Exercise task - Type out the material below exactly.

Input -
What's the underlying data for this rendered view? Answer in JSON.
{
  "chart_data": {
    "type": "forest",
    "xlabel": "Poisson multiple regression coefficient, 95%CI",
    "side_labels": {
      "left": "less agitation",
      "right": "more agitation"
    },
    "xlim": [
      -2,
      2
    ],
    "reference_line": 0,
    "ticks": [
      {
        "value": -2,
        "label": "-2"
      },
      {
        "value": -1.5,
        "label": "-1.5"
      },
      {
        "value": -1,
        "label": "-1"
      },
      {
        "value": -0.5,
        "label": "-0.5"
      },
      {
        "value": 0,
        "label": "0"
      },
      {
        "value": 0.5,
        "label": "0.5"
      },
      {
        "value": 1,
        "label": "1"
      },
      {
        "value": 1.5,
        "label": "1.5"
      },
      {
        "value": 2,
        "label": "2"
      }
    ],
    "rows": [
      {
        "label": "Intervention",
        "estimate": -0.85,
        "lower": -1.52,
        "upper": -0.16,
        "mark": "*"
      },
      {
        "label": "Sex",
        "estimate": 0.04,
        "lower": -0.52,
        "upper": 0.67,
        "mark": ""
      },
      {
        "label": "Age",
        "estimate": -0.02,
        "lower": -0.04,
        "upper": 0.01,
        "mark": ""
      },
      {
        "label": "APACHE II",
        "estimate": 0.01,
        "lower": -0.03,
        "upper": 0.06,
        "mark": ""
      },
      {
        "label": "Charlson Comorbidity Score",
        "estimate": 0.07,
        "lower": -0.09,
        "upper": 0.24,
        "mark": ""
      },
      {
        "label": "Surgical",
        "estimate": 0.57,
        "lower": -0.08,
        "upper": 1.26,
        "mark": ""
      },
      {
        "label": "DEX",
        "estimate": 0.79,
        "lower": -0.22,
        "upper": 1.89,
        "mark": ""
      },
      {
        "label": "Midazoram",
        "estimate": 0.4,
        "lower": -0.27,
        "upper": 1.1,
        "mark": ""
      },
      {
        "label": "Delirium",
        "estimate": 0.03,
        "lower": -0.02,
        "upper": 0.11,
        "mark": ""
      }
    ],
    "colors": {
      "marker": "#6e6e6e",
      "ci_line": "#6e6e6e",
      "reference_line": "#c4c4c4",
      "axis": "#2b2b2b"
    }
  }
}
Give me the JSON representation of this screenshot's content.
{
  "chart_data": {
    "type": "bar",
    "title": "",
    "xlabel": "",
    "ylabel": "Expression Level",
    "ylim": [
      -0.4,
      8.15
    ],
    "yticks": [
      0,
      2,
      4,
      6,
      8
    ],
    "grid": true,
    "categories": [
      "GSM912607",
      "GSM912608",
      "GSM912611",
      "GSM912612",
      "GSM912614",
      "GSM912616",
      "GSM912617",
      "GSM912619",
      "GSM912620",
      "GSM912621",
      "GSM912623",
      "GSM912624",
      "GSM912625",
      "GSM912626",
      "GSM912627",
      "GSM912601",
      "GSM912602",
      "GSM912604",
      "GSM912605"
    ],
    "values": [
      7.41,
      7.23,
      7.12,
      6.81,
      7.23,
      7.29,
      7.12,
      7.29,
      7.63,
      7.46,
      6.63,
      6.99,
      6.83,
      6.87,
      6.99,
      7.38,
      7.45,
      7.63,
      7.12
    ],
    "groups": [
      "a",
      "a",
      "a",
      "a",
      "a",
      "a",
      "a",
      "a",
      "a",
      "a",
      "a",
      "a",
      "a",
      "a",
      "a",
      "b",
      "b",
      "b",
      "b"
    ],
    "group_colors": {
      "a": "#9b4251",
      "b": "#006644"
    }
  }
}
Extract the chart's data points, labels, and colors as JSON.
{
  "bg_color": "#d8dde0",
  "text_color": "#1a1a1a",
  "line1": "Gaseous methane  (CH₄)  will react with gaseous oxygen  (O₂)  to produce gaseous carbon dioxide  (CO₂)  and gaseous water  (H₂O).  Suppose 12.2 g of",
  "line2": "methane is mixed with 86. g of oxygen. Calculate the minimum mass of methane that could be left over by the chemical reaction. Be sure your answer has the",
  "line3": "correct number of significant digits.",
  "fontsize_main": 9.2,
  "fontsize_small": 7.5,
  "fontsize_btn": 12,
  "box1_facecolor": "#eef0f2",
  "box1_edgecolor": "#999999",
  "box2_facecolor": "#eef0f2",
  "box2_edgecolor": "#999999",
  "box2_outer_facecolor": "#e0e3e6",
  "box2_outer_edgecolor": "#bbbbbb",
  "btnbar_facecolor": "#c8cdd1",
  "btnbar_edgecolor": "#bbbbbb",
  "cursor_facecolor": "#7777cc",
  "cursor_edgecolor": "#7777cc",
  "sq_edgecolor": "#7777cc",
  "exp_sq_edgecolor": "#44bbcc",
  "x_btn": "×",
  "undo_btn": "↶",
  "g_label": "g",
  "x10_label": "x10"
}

Result -
What's the underlying data for this rendered view? Answer in JSON.
{
  "chart_data": {
    "type": "forest",
    "xlabel": "Poisson multiple regression coefficient, 95%CI",
    "side_labels": {
      "left": "less agitation",
      "right": "more agitation"
    },
    "xlim": [
      -2,
      2
    ],
    "reference_line": 0,
    "ticks": [
      {
        "value": -2,
        "label": "-2"
      },
      {
        "value": -1.5,
        "label": "-1.5"
      },
      {
        "value": -1,
        "label": "-1"
      },
      {
        "value": -0.5,
        "label": "-0.5"
      },
      {
        "value": 0,
        "label": "0"
      },
      {
        "value": 0.5,
        "label": "0.5"
      },
      {
        "value": 1,
        "label": "1"
      },
      {
        "value": 1.5,
        "label": "1.5"
      },
      {
        "value": 2,
        "label": "2"
      }
    ],
    "rows": [
      {
        "label": "Intervention",
        "estimate": -0.85,
        "lower": -1.52,
        "upper": -0.16,
        "mark": "*"
      },
      {
        "label": "Sex",
        "estimate": 0.04,
        "lower": -0.52,
        "upper": 0.67,
        "mark": ""
      },
      {
        "label": "Age",
        "estimate": -0.02,
        "lower": -0.04,
        "upper": 0.01,
        "mark": ""
      },
      {
        "label": "APACHE II",
        "estimate": 0.01,
        "lower": -0.03,
        "upper": 0.06,
        "mark": ""
      },
      {
        "label": "Charlson Comorbidity Score",
        "estimate": 0.07,
        "lower": -0.09,
        "upper": 0.24,
        "mark": ""
      },
      {
        "label": "Surgical",
        "estimate": 0.57,
        "lower": -0.08,
        "upper": 1.26,
        "mark": ""
      },
      {
        "label": "DEX",
        "estimate": 0.79,
        "lower": -0.22,
        "upper": 1.89,
        "mark": ""
      },
      {
        "label": "Midazoram",
        "estimate": 0.4,
        "lower": -0.27,
        "upper": 1.1,
        "mark": ""
      },
      {
        "label": "Delirium",
        "estimate": 0.03,
        "lower": -0.02,
        "upper": 0.11,
        "mark": ""
      }
    ],
    "colors": {
      "marker": "#6e6e6e",
      "ci_line": "#6e6e6e",
      "reference_line": "#c4c4c4",
      "axis": "#2b2b2b"
    }
  }
}
Give me the JSON representation of this screenshot's content.
{
  "chart_data": {
    "type": "bar",
    "title": "",
    "xlabel": "",
    "ylabel": "Expression Level",
    "ylim": [
      -0.4,
      8.15
    ],
    "yticks": [
      0,
      2,
      4,
      6,
      8
    ],
    "grid": true,
    "categories": [
      "GSM912607",
      "GSM912608",
      "GSM912611",
      "GSM912612",
      "GSM912614",
      "GSM912616",
      "GSM912617",
      "GSM912619",
      "GSM912620",
      "GSM912621",
      "GSM912623",
      "GSM912624",
      "GSM912625",
      "GSM912626",
      "GSM912627",
      "GSM912601",
      "GSM912602",
      "GSM912604",
      "GSM912605"
    ],
    "values": [
      7.41,
      7.23,
      7.12,
      6.81,
      7.23,
      7.29,
      7.12,
      7.29,
      7.63,
      7.46,
      6.63,
      6.99,
      6.83,
      6.87,
      6.99,
      7.38,
      7.45,
      7.63,
      7.12
    ],
    "groups": [
      "a",
      "a",
      "a",
      "a",
      "a",
      "a",
      "a",
      "a",
      "a",
      "a",
      "a",
      "a",
      "a",
      "a",
      "a",
      "b",
      "b",
      "b",
      "b"
    ],
    "group_colors": {
      "a": "#9b4251",
      "b": "#006644"
    }
  }
}
Extract the chart's data points, labels, and colors as JSON.
{
  "bg_color": "#d8dde0",
  "text_color": "#1a1a1a",
  "line1": "Gaseous methane  (CH₄)  will react with gaseous oxygen  (O₂)  to produce gaseous carbon dioxide  (CO₂)  and gaseous water  (H₂O).  Suppose 12.2 g of",
  "line2": "methane is mixed with 86. g of oxygen. Calculate the minimum mass of methane that could be left over by the chemical reaction. Be sure your answer has the",
  "line3": "correct number of significant digits.",
  "fontsize_main": 9.2,
  "fontsize_small": 7.5,
  "fontsize_btn": 12,
  "box1_facecolor": "#eef0f2",
  "box1_edgecolor": "#999999",
  "box2_facecolor": "#eef0f2",
  "box2_edgecolor": "#999999",
  "box2_outer_facecolor": "#e0e3e6",
  "box2_outer_edgecolor": "#bbbbbb",
  "btnbar_facecolor": "#c8cdd1",
  "btnbar_edgecolor": "#bbbbbb",
  "cursor_facecolor": "#7777cc",
  "cursor_edgecolor": "#7777cc",
  "sq_edgecolor": "#7777cc",
  "exp_sq_edgecolor": "#44bbcc",
  "x_btn": "×",
  "undo_btn": "↶",
  "g_label": "g",
  "x10_label": "x10"
}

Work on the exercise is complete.